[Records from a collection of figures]
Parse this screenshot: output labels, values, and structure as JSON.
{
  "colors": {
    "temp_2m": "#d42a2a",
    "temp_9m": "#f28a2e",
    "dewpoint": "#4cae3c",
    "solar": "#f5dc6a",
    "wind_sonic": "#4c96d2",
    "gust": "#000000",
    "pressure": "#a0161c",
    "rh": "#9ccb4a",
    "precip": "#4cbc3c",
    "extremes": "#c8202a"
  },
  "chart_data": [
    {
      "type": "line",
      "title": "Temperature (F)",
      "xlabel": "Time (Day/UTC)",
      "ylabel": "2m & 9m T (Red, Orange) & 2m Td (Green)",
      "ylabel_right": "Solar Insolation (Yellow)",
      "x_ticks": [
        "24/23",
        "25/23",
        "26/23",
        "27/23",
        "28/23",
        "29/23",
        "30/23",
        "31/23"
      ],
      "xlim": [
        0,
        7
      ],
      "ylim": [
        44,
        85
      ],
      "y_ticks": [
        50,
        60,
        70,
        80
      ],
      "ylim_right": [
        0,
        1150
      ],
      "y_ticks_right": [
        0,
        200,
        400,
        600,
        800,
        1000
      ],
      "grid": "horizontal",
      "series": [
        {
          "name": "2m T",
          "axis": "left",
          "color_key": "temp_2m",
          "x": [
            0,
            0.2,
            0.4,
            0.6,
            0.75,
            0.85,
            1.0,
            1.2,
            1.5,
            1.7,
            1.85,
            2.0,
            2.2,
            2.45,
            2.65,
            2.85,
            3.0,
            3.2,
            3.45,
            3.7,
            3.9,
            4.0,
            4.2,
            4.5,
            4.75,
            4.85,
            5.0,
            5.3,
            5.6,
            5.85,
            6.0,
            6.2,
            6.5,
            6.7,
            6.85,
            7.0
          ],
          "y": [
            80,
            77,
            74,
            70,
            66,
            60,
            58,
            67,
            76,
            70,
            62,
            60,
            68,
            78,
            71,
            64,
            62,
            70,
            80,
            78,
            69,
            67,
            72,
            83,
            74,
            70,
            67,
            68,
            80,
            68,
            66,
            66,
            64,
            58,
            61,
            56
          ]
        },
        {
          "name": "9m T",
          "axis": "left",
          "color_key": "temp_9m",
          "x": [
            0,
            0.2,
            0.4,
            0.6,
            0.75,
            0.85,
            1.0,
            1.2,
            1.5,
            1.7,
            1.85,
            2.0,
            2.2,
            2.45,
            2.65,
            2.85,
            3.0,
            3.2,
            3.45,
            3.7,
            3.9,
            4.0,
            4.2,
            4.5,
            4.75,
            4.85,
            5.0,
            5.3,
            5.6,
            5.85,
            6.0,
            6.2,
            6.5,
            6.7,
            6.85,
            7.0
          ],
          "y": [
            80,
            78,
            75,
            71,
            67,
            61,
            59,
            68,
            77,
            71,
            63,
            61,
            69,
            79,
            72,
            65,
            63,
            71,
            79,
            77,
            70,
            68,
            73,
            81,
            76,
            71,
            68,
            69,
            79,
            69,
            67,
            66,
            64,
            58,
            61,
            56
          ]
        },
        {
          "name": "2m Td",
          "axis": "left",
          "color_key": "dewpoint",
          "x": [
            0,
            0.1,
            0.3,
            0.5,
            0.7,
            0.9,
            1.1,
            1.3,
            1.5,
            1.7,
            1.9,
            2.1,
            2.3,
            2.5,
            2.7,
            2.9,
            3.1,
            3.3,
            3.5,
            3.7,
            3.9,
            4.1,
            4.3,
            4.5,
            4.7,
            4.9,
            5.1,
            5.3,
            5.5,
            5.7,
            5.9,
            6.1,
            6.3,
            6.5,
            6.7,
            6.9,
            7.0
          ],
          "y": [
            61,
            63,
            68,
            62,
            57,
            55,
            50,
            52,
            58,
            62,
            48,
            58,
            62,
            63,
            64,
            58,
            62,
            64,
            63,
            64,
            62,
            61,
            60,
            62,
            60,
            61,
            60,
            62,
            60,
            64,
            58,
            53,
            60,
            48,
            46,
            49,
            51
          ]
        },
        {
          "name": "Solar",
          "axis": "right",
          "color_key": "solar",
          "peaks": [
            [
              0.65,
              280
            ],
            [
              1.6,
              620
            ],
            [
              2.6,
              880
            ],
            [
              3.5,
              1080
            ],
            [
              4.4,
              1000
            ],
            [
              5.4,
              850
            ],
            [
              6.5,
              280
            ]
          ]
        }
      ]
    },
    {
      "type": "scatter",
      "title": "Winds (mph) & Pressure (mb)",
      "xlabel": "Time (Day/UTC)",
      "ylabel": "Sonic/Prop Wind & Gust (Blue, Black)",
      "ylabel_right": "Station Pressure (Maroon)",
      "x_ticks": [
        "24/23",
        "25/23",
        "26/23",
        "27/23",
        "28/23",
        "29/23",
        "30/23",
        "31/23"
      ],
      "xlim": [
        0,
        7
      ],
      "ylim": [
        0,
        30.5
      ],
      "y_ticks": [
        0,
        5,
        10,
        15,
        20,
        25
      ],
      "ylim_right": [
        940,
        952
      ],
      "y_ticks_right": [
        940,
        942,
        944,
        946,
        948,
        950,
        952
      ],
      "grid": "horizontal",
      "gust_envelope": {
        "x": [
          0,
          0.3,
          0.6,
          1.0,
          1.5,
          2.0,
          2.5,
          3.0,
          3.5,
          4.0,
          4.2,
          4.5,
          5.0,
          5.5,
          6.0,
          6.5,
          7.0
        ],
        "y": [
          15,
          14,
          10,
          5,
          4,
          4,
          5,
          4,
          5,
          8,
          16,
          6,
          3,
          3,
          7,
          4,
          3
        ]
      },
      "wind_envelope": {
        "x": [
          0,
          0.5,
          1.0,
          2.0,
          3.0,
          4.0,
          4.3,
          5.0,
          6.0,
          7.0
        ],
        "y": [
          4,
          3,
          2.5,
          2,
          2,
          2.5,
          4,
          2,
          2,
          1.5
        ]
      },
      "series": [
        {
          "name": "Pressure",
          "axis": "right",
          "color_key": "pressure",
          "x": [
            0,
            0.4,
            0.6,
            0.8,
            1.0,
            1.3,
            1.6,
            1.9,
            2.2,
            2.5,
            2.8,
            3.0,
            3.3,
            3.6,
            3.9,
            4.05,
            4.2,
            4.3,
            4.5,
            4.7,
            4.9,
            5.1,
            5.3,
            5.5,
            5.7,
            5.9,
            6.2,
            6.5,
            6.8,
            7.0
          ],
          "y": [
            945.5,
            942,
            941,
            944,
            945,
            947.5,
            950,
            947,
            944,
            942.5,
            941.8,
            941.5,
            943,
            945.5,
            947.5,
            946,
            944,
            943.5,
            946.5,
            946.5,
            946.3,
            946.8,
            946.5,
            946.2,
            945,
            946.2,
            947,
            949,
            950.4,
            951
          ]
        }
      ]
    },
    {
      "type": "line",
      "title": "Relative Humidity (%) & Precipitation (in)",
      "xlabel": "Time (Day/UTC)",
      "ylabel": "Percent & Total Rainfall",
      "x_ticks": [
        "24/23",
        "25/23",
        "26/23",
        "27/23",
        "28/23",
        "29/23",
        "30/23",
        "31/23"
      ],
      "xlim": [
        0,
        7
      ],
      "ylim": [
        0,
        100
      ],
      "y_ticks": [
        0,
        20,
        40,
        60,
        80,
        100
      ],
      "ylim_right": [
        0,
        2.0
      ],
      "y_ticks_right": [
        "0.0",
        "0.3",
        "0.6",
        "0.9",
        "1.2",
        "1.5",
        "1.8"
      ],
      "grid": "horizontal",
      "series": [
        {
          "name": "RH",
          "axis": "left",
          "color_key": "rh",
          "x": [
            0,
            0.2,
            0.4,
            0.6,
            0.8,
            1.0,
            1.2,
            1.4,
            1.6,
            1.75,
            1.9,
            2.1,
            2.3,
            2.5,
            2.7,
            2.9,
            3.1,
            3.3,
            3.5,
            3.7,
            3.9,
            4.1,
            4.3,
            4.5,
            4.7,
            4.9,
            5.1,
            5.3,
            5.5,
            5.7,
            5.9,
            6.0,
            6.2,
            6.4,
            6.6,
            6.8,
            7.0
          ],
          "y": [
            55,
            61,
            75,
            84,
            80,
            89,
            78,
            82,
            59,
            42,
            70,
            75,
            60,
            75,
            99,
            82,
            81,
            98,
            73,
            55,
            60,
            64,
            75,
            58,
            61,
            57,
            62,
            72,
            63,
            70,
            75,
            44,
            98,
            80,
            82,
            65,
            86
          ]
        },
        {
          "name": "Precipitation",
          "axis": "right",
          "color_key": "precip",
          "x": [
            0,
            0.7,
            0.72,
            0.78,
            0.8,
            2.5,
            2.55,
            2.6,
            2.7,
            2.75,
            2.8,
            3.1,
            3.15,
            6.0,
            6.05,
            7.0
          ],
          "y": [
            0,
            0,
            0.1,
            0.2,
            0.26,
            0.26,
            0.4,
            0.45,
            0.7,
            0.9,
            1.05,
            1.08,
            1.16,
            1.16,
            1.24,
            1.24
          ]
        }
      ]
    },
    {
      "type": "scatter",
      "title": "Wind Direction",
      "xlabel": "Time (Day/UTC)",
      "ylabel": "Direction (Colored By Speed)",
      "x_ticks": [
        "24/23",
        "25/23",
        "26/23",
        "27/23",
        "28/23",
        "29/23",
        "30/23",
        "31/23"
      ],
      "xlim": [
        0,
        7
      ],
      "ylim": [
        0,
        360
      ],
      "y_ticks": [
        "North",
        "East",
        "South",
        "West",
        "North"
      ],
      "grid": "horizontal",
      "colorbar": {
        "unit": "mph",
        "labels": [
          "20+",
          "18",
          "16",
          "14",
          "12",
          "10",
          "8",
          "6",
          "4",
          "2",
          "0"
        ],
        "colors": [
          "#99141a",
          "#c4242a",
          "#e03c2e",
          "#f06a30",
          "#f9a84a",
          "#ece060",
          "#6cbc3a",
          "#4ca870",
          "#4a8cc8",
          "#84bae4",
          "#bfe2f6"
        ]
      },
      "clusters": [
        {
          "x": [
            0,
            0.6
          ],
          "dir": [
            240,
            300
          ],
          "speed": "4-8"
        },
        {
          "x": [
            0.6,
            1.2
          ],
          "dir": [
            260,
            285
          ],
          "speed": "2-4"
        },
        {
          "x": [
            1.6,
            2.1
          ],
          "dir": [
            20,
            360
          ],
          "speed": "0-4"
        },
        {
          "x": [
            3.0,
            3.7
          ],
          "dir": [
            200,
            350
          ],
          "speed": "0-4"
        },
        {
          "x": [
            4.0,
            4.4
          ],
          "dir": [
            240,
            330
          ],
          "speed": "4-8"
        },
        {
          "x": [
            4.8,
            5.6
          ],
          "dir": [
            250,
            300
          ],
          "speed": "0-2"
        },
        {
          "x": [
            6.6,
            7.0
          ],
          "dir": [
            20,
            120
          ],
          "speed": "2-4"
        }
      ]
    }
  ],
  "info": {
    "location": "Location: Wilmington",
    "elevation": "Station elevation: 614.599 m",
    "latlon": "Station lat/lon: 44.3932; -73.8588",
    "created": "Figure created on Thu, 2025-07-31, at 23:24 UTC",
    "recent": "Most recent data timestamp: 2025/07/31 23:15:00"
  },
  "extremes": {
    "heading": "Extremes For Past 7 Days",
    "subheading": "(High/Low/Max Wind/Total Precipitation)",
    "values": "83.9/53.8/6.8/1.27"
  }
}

• **SHORT PROBLEM**: Scan the records above and report how many lines include the word "Direction", without any other text.

• **PROBLEM SOLUTION**: 2